Provided data.
* BEGIN *
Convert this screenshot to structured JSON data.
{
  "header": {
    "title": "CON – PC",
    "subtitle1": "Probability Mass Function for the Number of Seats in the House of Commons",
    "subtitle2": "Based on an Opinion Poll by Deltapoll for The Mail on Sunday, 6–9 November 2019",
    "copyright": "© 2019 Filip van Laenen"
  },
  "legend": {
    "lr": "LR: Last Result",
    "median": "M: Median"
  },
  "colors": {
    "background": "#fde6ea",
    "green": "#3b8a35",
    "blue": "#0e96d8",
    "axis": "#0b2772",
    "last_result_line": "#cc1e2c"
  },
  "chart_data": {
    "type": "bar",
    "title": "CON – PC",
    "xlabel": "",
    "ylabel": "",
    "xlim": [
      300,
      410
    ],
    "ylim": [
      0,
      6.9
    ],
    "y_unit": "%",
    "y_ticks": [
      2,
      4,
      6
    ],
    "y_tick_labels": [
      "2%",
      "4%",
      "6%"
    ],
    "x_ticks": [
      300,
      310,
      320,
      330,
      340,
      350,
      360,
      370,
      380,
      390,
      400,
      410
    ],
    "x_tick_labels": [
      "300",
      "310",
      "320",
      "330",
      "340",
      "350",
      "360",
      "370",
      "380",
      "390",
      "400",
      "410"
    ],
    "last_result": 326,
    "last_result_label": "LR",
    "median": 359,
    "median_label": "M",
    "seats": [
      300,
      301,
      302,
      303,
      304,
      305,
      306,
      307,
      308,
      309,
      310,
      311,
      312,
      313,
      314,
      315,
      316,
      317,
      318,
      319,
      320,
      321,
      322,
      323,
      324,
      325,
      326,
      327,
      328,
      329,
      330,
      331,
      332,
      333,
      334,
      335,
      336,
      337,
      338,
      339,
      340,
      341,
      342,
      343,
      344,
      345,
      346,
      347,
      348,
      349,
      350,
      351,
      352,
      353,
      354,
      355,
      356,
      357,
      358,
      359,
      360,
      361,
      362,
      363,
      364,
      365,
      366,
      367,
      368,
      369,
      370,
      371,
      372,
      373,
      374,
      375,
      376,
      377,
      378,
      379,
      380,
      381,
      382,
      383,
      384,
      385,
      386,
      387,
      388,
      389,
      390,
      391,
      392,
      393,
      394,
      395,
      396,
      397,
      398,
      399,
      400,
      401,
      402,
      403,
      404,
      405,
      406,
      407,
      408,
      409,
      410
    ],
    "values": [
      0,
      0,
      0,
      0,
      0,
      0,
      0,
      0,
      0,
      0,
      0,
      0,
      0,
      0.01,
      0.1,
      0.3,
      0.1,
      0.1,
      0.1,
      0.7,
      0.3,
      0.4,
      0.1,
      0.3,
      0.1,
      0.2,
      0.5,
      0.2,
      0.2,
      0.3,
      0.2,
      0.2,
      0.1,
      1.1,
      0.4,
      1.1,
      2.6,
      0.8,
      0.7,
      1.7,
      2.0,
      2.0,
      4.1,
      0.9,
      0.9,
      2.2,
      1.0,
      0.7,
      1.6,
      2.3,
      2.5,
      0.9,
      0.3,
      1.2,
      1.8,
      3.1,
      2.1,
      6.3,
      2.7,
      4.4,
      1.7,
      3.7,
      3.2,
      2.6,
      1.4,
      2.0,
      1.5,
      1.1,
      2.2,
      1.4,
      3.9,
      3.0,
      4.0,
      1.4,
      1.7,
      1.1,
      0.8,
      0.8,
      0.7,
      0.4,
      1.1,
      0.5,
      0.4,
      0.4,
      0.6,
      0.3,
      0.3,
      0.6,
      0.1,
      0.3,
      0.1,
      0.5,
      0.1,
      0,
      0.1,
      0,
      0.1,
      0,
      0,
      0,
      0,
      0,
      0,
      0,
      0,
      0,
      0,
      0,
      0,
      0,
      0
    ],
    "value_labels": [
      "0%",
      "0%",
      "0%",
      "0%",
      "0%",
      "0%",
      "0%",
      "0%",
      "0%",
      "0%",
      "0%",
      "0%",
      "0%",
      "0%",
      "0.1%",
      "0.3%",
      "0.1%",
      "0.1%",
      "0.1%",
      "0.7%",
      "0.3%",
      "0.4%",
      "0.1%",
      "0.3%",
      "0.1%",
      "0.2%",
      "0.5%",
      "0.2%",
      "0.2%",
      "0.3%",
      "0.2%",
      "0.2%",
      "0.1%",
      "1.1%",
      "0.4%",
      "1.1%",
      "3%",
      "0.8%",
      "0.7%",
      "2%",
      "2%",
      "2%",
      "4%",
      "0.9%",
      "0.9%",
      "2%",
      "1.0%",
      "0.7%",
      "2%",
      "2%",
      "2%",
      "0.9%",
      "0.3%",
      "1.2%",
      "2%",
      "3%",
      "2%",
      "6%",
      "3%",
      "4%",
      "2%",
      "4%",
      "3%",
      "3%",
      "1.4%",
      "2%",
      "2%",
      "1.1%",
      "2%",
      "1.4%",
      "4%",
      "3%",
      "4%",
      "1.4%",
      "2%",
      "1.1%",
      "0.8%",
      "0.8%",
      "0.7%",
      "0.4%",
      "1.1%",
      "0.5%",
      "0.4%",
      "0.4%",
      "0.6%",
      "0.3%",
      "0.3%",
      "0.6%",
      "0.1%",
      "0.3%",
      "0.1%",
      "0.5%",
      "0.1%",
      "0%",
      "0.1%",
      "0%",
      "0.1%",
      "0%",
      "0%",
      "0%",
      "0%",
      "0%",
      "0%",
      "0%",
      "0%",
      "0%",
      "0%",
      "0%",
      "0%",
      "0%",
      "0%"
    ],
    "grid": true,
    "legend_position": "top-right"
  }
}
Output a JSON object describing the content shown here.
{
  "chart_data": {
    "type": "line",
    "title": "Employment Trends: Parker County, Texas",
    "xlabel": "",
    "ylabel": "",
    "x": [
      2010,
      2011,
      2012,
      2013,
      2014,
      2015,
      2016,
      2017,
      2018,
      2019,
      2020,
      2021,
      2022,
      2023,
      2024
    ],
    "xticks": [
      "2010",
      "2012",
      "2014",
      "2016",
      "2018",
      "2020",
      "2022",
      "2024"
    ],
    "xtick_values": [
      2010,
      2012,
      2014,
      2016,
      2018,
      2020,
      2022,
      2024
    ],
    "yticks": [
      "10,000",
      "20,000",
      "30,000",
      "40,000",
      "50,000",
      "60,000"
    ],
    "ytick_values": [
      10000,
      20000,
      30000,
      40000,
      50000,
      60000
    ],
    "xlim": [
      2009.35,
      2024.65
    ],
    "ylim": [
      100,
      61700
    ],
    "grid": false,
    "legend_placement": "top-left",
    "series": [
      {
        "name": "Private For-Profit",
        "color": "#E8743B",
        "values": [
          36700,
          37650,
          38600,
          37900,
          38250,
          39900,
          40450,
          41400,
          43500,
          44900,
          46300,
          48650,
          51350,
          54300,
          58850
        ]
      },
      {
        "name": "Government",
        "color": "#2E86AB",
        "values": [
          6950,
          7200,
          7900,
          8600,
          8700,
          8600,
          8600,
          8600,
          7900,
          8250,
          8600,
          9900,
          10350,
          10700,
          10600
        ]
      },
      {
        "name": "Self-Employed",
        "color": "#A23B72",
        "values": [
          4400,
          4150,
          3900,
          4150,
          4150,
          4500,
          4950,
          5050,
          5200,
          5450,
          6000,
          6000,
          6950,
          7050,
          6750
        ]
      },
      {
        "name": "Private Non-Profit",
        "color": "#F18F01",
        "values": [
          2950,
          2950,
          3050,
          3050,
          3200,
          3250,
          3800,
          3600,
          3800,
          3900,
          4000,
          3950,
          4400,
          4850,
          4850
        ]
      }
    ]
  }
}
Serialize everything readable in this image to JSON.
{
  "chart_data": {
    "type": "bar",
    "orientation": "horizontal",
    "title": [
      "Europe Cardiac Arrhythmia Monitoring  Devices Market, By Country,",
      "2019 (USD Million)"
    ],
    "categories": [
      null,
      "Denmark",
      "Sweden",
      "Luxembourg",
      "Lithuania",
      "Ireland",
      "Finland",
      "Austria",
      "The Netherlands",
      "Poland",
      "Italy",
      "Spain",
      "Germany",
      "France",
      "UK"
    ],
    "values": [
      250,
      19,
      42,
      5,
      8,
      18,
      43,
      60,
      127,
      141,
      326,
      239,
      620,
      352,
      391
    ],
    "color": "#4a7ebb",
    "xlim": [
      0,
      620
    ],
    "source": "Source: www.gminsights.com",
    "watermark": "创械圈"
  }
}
* END *
Set exercise.
Extract exactly the lines between the line containing "Serialize everything readable" and the end of the data, including both.

Result of the exercise.
Serialize everything readable in this image to JSON.
{
  "chart_data": {
    "type": "bar",
    "orientation": "horizontal",
    "title": [
      "Europe Cardiac Arrhythmia Monitoring  Devices Market, By Country,",
      "2019 (USD Million)"
    ],
    "categories": [
      null,
      "Denmark",
      "Sweden",
      "Luxembourg",
      "Lithuania",
      "Ireland",
      "Finland",
      "Austria",
      "The Netherlands",
      "Poland",
      "Italy",
      "Spain",
      "Germany",
      "France",
      "UK"
    ],
    "values": [
      250,
      19,
      42,
      5,
      8,
      18,
      43,
      60,
      127,
      141,
      326,
      239,
      620,
      352,
      391
    ],
    "color": "#4a7ebb",
    "xlim": [
      0,
      620
    ],
    "source": "Source: www.gminsights.com",
    "watermark": "创械圈"
  }
}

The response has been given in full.